--- Start Exercise input ---

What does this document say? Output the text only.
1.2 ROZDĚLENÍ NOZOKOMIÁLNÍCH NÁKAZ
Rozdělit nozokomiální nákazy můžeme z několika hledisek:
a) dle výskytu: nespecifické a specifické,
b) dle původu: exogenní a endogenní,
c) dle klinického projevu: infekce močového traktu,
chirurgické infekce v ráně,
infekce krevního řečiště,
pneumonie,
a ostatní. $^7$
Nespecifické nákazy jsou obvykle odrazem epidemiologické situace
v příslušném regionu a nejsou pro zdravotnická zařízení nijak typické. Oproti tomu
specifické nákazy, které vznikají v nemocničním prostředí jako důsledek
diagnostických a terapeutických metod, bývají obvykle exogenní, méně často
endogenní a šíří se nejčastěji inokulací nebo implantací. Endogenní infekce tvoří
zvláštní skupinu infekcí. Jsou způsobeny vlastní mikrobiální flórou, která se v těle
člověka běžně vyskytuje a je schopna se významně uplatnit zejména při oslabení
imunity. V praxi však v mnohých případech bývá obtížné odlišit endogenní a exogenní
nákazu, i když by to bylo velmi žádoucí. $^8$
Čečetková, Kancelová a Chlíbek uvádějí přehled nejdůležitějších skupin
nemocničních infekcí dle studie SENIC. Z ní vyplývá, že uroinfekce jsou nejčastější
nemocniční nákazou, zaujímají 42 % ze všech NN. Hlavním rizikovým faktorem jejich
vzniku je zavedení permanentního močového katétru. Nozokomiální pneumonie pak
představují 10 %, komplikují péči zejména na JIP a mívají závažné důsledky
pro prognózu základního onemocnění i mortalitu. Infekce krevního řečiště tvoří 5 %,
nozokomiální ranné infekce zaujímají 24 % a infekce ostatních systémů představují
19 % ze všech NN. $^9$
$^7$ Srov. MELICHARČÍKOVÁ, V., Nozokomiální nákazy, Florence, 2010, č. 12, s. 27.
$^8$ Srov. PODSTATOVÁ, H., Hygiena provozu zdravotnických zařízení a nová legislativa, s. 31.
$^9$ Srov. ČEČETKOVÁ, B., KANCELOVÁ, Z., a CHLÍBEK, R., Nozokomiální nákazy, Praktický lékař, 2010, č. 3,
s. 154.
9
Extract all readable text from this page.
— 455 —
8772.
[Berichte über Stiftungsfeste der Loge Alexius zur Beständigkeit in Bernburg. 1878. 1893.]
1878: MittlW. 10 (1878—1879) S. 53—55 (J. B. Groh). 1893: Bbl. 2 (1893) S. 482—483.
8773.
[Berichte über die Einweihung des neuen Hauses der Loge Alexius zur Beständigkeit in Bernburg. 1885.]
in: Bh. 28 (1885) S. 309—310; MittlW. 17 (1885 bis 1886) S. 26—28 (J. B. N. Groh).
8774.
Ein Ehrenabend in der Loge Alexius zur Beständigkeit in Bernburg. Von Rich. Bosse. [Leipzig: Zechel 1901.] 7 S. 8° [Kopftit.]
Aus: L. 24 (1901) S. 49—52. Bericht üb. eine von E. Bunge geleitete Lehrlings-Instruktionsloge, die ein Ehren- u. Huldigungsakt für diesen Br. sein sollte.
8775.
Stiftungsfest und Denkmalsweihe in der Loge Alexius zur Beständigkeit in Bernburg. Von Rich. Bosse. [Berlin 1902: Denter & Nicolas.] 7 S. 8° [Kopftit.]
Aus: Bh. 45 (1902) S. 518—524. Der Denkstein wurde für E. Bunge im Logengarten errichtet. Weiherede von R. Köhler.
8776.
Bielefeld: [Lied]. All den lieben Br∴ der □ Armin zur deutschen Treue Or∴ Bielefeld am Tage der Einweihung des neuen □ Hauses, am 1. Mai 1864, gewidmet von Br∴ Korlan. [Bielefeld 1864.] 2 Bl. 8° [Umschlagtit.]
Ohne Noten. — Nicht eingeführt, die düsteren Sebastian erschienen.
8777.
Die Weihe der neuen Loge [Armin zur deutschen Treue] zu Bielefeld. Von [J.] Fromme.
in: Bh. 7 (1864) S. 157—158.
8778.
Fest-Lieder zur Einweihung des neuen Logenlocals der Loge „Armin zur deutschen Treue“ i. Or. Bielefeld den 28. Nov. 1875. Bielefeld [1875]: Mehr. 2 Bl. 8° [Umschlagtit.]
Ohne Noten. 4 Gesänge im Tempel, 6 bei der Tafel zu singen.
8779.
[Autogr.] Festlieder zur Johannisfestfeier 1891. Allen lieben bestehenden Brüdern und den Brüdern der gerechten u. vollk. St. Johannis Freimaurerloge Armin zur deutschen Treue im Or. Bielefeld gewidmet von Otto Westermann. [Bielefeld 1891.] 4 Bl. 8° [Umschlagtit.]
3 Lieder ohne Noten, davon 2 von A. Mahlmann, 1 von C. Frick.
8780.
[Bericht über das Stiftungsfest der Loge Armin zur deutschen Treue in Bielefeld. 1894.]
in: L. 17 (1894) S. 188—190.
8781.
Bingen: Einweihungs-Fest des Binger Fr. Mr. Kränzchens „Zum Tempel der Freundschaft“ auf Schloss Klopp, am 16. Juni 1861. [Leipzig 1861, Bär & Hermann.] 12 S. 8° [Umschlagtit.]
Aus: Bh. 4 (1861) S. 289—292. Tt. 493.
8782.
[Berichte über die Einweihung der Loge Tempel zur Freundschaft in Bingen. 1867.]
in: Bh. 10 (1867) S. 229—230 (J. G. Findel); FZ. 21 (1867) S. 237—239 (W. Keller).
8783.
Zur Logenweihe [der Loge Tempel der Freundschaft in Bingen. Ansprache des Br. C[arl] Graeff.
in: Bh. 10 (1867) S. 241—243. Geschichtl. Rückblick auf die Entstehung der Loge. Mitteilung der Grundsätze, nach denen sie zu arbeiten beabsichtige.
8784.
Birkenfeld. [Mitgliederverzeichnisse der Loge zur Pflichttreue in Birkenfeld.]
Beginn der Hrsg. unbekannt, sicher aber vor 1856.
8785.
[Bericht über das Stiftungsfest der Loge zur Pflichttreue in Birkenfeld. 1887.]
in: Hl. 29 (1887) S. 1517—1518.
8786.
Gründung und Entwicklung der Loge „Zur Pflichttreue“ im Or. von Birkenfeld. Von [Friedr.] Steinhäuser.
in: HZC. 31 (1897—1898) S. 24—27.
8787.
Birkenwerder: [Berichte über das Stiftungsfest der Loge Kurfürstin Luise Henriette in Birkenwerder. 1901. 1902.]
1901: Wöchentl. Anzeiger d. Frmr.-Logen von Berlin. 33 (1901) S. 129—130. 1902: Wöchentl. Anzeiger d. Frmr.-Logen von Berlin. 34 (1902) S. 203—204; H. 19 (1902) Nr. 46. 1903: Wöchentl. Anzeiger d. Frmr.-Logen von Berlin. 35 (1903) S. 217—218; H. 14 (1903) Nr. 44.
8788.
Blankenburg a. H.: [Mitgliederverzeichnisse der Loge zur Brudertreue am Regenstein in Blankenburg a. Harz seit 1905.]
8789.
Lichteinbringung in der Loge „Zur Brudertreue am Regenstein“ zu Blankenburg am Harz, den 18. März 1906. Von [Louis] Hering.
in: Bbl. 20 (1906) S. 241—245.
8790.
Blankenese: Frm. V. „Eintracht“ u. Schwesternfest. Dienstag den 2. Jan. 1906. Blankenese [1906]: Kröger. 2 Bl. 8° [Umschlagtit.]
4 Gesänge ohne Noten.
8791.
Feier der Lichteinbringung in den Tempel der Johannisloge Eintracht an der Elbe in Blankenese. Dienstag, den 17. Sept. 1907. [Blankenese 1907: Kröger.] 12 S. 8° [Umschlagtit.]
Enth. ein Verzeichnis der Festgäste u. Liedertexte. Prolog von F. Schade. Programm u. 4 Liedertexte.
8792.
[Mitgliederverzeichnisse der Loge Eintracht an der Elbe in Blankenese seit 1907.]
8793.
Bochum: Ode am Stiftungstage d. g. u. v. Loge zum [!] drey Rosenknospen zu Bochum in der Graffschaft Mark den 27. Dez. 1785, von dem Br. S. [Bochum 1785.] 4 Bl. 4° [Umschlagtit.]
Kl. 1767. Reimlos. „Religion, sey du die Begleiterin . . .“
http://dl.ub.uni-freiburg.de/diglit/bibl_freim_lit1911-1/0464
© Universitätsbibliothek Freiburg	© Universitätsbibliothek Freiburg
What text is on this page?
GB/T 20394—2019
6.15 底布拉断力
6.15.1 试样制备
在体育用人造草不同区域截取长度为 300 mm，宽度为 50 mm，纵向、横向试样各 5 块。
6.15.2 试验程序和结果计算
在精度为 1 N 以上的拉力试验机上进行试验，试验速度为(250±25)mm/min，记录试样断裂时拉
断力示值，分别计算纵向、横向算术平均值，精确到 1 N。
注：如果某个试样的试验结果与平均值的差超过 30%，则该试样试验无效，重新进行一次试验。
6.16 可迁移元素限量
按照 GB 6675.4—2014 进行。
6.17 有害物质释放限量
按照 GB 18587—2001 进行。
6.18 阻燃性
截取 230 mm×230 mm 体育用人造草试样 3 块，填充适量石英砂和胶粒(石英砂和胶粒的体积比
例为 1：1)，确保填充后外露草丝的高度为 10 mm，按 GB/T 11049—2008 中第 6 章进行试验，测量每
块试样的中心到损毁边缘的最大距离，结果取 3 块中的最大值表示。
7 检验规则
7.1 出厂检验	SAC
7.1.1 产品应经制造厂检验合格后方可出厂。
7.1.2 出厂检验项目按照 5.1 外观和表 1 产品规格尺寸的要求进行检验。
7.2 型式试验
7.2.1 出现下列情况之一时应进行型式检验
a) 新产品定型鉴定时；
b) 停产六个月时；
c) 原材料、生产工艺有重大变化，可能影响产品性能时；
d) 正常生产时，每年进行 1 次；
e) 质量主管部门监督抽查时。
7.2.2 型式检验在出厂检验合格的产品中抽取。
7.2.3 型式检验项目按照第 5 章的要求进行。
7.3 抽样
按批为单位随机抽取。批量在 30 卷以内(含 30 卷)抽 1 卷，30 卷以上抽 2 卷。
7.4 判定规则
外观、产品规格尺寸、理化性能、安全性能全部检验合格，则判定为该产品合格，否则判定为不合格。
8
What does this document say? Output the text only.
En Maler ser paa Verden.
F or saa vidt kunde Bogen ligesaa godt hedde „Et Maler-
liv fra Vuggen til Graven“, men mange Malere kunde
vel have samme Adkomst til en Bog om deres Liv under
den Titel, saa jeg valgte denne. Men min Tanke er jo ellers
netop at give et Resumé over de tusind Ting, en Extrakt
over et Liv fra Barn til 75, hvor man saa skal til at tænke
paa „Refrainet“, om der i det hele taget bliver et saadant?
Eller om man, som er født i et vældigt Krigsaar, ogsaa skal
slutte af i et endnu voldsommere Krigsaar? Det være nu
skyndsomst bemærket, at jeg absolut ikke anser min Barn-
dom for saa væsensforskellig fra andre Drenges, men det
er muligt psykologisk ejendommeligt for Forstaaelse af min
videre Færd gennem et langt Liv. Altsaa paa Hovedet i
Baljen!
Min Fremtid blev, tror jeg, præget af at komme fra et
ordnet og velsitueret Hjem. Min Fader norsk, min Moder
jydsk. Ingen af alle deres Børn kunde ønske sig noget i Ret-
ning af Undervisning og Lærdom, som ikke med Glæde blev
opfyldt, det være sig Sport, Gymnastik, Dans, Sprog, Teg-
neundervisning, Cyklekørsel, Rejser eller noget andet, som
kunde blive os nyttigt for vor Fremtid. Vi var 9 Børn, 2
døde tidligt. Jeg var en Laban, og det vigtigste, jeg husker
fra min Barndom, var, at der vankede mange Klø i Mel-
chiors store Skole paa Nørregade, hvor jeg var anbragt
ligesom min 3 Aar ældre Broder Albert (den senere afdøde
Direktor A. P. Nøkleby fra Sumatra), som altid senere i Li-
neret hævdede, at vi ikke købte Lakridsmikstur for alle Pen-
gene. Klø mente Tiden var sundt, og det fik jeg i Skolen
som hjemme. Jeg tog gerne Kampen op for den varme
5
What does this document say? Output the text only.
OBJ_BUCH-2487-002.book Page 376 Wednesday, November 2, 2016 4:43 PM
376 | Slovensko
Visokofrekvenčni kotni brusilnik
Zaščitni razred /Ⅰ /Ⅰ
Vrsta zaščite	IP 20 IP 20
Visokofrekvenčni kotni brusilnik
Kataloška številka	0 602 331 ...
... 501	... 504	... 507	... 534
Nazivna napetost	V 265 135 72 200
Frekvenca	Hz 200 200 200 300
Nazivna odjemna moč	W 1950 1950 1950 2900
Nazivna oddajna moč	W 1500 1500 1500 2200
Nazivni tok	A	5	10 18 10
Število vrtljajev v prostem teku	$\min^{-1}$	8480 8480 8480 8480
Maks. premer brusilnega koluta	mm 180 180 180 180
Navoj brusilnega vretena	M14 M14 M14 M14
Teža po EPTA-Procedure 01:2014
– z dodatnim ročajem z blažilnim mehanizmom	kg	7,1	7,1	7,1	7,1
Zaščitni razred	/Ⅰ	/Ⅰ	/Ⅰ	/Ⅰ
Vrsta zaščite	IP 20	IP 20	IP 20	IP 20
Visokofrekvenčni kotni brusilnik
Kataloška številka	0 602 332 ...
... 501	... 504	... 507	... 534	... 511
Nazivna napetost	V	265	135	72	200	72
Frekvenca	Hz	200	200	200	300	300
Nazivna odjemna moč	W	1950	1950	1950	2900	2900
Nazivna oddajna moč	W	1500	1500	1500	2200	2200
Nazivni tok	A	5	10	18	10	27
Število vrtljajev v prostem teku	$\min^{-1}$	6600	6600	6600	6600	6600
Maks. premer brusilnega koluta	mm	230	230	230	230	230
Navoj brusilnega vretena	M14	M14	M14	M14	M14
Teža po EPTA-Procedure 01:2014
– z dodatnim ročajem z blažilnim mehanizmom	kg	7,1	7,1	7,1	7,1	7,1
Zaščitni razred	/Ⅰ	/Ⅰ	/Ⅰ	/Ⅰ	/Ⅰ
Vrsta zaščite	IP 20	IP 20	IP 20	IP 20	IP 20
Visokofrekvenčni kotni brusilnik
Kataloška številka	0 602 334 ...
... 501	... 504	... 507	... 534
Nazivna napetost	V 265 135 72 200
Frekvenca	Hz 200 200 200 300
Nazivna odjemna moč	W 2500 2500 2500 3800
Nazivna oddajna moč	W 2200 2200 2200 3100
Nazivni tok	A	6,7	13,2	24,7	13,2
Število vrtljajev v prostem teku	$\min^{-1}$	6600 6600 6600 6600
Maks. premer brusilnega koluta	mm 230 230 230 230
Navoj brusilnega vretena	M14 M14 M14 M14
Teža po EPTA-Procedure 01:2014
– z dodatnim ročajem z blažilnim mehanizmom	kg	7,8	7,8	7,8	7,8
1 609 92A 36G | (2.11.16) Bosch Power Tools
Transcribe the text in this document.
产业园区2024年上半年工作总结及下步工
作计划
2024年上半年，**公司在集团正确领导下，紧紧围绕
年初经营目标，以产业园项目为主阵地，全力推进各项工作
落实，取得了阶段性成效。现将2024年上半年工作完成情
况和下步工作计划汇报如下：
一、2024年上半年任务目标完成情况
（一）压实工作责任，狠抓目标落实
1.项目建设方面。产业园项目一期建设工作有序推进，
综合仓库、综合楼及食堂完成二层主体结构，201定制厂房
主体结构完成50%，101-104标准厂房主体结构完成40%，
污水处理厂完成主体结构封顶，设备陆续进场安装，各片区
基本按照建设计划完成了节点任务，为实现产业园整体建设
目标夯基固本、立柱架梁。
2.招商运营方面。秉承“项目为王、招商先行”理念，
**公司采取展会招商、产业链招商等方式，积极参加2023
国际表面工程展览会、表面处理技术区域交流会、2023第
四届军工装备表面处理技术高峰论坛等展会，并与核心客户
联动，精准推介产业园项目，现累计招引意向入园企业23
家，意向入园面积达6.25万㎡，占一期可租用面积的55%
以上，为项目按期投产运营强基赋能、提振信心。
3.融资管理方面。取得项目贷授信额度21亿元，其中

--- End Exercise input ---

Written exercise:
Reproduce, word for word, every line starting at the line that contains "Transcribe the text in this document." and ending with the final line of the entries.

Answer below:
Transcribe the text in this document.
产业园区2024年上半年工作总结及下步工
作计划
2024年上半年，**公司在集团正确领导下，紧紧围绕
年初经营目标，以产业园项目为主阵地，全力推进各项工作
落实，取得了阶段性成效。现将2024年上半年工作完成情
况和下步工作计划汇报如下：
一、2024年上半年任务目标完成情况
（一）压实工作责任，狠抓目标落实
1.项目建设方面。产业园项目一期建设工作有序推进，
综合仓库、综合楼及食堂完成二层主体结构，201定制厂房
主体结构完成50%，101-104标准厂房主体结构完成40%，
污水处理厂完成主体结构封顶，设备陆续进场安装，各片区
基本按照建设计划完成了节点任务，为实现产业园整体建设
目标夯基固本、立柱架梁。
2.招商运营方面。秉承“项目为王、招商先行”理念，
**公司采取展会招商、产业链招商等方式，积极参加2023
国际表面工程展览会、表面处理技术区域交流会、2023第
四届军工装备表面处理技术高峰论坛等展会，并与核心客户
联动，精准推介产业园项目，现累计招引意向入园企业23
家，意向入园面积达6.25万㎡，占一期可租用面积的55%
以上，为项目按期投产运营强基赋能、提振信心。
3.融资管理方面。取得项目贷授信额度21亿元，其中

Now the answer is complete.